*TASK DESCRIPTION:*
Look through the material and tally each line bearing the word "luke". Give only the total.

— start DATA SHOWN —

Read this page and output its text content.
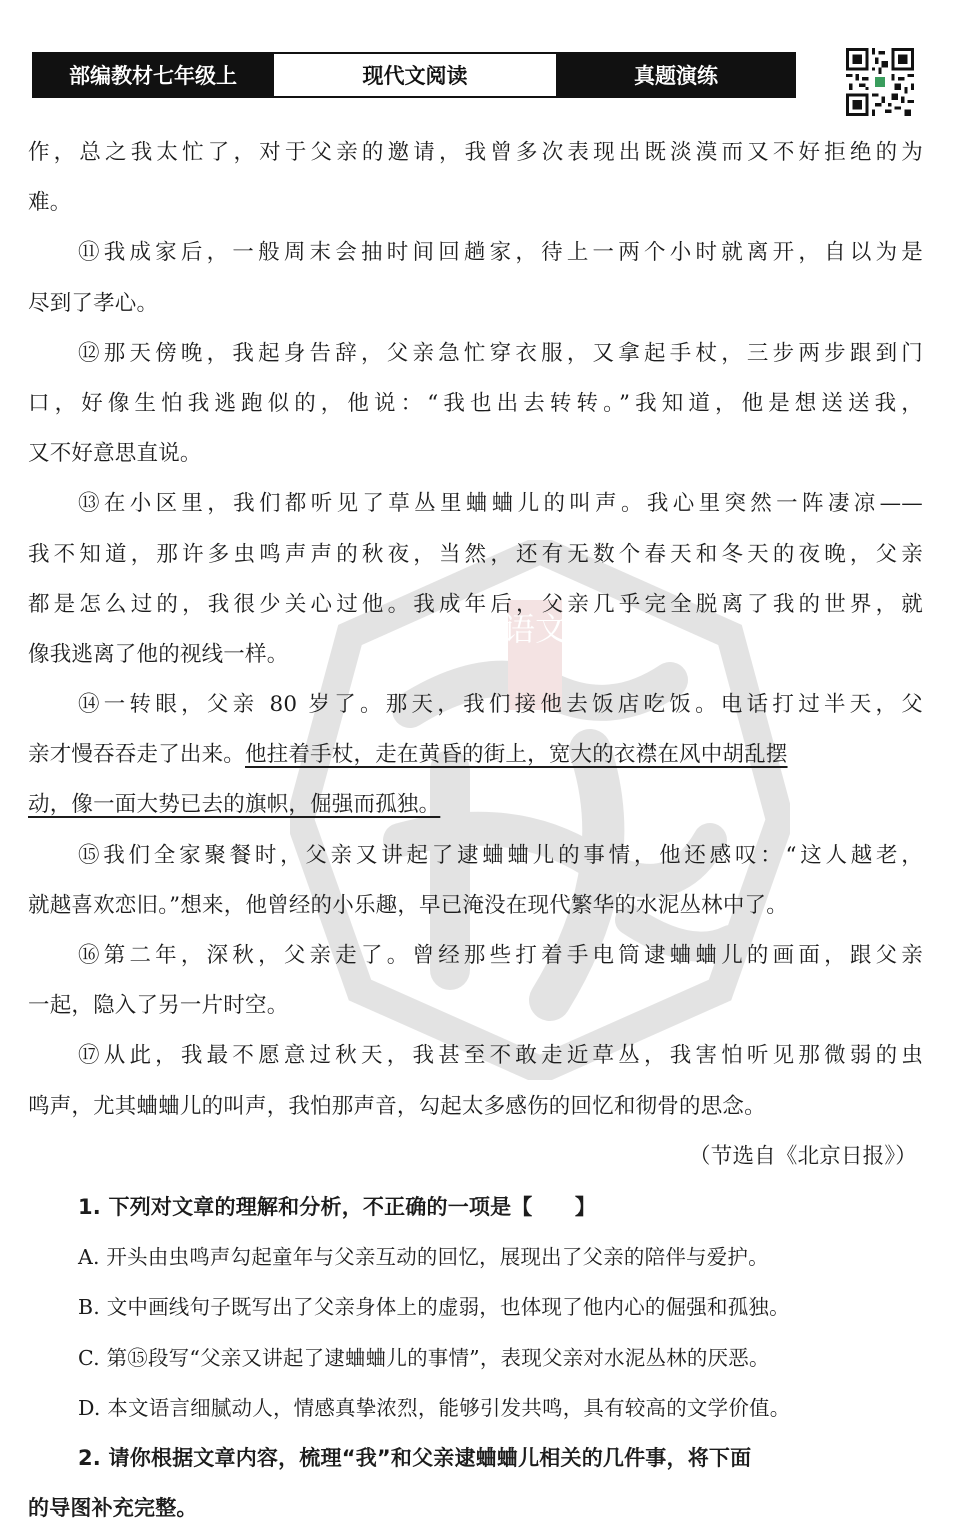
部编教材七年级上	现代文阅读	真题演练
语文
作，总之我太忙了，对于父亲的邀请，我曾多次表现出既淡漠而又不好拒绝的为
难。
⑪我成家后，一般周末会抽时间回趟家，待上一两个小时就离开，自以为是
尽到了孝心。
⑫那天傍晚，我起身告辞，父亲急忙穿衣服，又拿起手杖，三步两步跟到门
口，好像生怕我逃跑似的，他说：“我也出去转转。”我知道，他是想送送我，
又不好意思直说。
⑬在小区里，我们都听见了草丛里蛐蛐儿的叫声。我心里突然一阵凄凉——
我不知道，那许多虫鸣声声的秋夜，当然，还有无数个春天和冬天的夜晚，父亲
都是怎么过的，我很少关心过他。我成年后，父亲几乎完全脱离了我的世界，就
像我逃离了他的视线一样。
⑭一转眼，父亲 80 岁了。那天，我们接他去饭店吃饭。电话打过半天，父
亲才慢吞吞走了出来。他拄着手杖，走在黄昏的街上，宽大的衣襟在风中胡乱摆
动，像一面大势已去的旗帜，倔强而孤独。
⑮我们全家聚餐时，父亲又讲起了逮蛐蛐儿的事情，他还感叹：“这人越老，
就越喜欢恋旧。”想来，他曾经的小乐趣，早已淹没在现代繁华的水泥丛林中了。
⑯第二年，深秋，父亲走了。曾经那些打着手电筒逮蛐蛐儿的画面，跟父亲
一起，隐入了另一片时空。
⑰从此，我最不愿意过秋天，我甚至不敢走近草丛，我害怕听见那微弱的虫
鸣声，尤其蛐蛐儿的叫声，我怕那声音，勾起太多感伤的回忆和彻骨的思念。
（节选自《北京日报》）
1. 下列对文章的理解和分析，不正确的一项是【　　】
A. 开头由虫鸣声勾起童年与父亲互动的回忆，展现出了父亲的陪伴与爱护。
B. 文中画线句子既写出了父亲身体上的虚弱，也体现了他内心的倔强和孤独。
C. 第⑮段写“父亲又讲起了逮蛐蛐儿的事情”，表现父亲对水泥丛林的厌恶。
D. 本文语言细腻动人，情感真挚浓烈，能够引发共鸣，具有较高的文学价值。
2. 请你根据文章内容，梳理“我”和父亲逮蛐蛐儿相关的几件事，将下面
的导图补充完整。
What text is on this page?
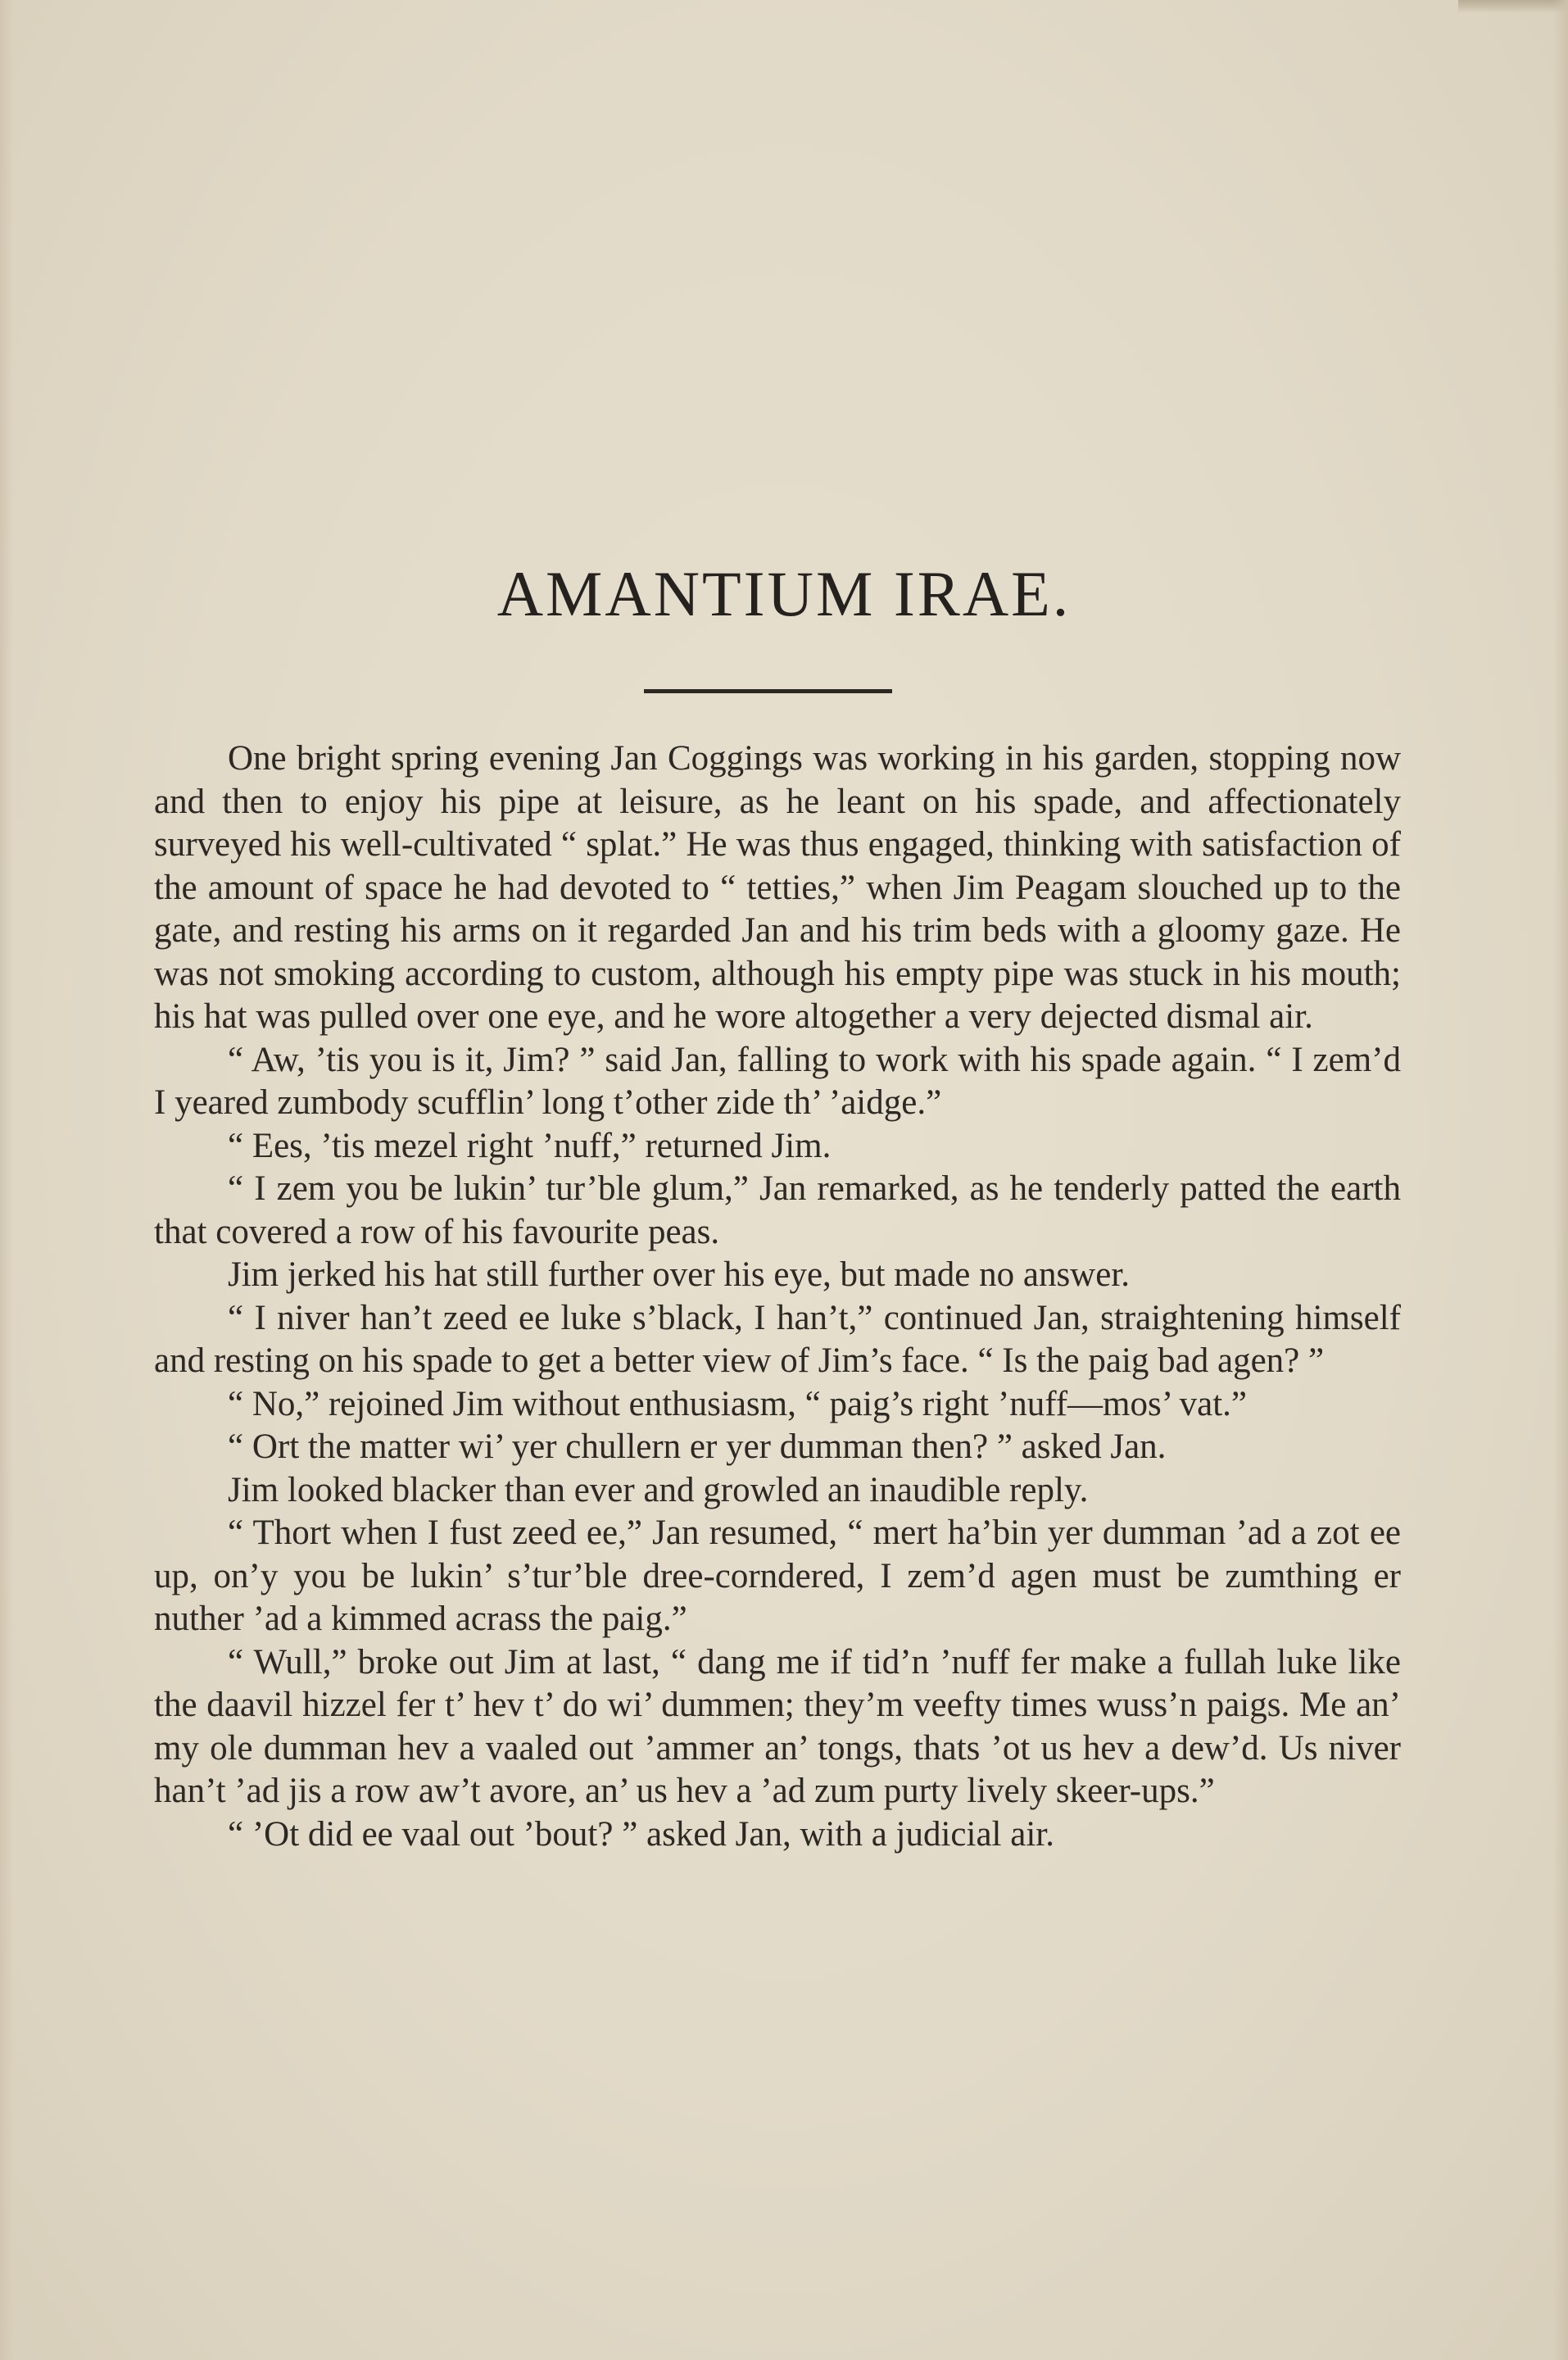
AMANTIUM IRAE.

One bright spring evening Jan Coggings was working in his garden, stopping now and then to enjoy his pipe at leisure, as he leant on his spade, and affectionately surveyed his well-cultivated “ splat.” He was thus engaged, thinking with satisfaction of the amount of space he had devoted to “ tetties,” when Jim Peagam slouched up to the gate, and resting his arms on it regarded Jan and his trim beds with a gloomy gaze. He was not smoking according to custom, although his empty pipe was stuck in his mouth; his hat was pulled over one eye, and he wore altogether a very dejected dismal air.

“ Aw, ’tis you is it, Jim? ” said Jan, falling to work with his spade again. “ I zem’d I yeared zumbody scufflin’ long t’other zide th’ ’aidge.”

“ Ees, ’tis mezel right ’nuff,” returned Jim.

“ I zem you be lukin’ tur’ble glum,” Jan remarked, as he tenderly patted the earth that covered a row of his favourite peas.

Jim jerked his hat still further over his eye, but made no answer.

“ I niver han’t zeed ee luke s’black, I han’t,” continued Jan, straightening himself and resting on his spade to get a better view of Jim’s face. “ Is the paig bad agen? ”

“ No,” rejoined Jim without enthusiasm, “ paig’s right ’nuff—mos’ vat.”

“ Ort the matter wi’ yer chullern er yer dumman then? ” asked Jan.

Jim looked blacker than ever and growled an inaudible reply.

“ Thort when I fust zeed ee,” Jan resumed, “ mert ha’bin yer dumman ’ad a zot ee up, on’y you be lukin’ s’tur’ble dree-corndered, I zem’d agen must be zumthing er nuther ’ad a kimmed acrass the paig.”

“ Wull,” broke out Jim at last, “ dang me if tid’n ’nuff fer make a fullah luke like the daavil hizzel fer t’ hev t’ do wi’ dummen; they’m veefty times wuss’n paigs. Me an’ my ole dumman hev a vaaled out ’ammer an’ tongs, thats ’ot us hev a dew’d. Us niver han’t ’ad jis a row aw’t avore, an’ us hev a ’ad zum purty lively skeer-ups.”

“ ’Ot did ee vaal out ’bout? ” asked Jan, with a judicial air.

— end DATA SHOWN —

*THE SOLUTION:*
2